- _Job_
What lines of the data include the string "épargne"? Copy them all.

Saved data entries:
>> Start
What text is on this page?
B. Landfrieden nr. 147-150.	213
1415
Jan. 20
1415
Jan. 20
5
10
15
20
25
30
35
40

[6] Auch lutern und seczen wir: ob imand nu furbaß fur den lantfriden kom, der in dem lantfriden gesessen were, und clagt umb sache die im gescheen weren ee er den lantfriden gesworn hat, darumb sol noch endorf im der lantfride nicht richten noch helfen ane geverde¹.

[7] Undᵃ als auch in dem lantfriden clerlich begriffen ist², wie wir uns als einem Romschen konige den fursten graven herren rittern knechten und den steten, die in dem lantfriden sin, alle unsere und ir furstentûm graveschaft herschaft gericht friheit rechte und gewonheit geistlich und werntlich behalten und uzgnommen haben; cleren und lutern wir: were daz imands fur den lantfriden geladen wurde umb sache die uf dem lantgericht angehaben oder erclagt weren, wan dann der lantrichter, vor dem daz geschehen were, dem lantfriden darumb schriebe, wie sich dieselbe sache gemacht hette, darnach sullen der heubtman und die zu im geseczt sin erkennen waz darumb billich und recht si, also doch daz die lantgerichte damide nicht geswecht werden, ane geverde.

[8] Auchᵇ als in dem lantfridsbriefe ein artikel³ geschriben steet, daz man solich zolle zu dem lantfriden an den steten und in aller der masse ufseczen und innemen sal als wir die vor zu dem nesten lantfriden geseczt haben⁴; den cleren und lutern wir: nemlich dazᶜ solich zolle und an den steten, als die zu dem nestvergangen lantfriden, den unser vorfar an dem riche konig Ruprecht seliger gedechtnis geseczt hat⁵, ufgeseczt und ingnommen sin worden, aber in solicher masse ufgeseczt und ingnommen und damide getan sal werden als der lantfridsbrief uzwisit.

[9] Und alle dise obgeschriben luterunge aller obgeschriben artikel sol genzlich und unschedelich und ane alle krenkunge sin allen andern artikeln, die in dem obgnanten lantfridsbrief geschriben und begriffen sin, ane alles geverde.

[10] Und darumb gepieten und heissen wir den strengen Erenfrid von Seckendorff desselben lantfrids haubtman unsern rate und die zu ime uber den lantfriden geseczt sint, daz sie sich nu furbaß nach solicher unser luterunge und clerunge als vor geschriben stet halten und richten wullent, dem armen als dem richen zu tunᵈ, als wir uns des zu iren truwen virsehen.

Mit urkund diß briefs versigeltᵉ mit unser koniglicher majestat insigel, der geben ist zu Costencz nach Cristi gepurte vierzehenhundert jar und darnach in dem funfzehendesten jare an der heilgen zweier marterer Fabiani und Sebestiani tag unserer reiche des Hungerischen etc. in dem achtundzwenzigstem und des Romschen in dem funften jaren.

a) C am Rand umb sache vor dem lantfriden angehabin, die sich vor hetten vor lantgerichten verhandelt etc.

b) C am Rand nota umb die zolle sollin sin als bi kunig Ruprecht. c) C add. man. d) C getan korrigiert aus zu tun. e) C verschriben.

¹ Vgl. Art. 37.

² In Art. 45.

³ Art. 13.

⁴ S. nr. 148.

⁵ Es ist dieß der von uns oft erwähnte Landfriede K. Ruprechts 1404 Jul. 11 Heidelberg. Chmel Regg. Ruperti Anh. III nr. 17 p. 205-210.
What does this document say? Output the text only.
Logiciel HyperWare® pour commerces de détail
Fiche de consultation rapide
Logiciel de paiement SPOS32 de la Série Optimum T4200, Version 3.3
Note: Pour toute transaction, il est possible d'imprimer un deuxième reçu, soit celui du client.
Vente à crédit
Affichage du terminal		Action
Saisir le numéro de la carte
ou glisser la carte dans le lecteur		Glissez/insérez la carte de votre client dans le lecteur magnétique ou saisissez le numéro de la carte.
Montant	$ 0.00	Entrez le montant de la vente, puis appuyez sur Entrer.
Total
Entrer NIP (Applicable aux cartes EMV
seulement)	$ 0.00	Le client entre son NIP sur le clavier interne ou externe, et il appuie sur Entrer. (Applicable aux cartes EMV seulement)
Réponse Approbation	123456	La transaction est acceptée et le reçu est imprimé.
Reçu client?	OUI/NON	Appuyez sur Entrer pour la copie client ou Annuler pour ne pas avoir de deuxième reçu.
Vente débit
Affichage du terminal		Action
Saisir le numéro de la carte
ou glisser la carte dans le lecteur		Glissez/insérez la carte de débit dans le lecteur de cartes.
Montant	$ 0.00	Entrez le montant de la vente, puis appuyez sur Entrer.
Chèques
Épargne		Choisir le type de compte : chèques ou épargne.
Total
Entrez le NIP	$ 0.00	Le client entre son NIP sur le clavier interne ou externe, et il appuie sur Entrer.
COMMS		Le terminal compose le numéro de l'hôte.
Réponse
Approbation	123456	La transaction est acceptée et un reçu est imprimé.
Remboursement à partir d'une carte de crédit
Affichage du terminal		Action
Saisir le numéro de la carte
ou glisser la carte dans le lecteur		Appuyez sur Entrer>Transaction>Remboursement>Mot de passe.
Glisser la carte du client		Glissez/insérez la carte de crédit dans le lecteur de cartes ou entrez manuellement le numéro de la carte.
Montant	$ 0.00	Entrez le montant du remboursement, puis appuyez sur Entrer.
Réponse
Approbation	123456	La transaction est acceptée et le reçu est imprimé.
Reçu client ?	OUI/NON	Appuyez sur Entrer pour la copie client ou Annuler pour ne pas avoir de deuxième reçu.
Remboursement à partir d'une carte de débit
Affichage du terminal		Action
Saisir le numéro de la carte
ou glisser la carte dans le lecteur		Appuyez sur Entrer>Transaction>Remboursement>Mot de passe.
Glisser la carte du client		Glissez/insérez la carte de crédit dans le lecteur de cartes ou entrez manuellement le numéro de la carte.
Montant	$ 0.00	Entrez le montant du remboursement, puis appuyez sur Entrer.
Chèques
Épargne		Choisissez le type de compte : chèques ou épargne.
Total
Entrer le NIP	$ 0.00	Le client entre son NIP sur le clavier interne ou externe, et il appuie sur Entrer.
>> End
- _Expected answer_
Épargne		Choisir le type de compte : chèques ou épargne.
Épargne		Choisissez le type de compte : chèques ou épargne.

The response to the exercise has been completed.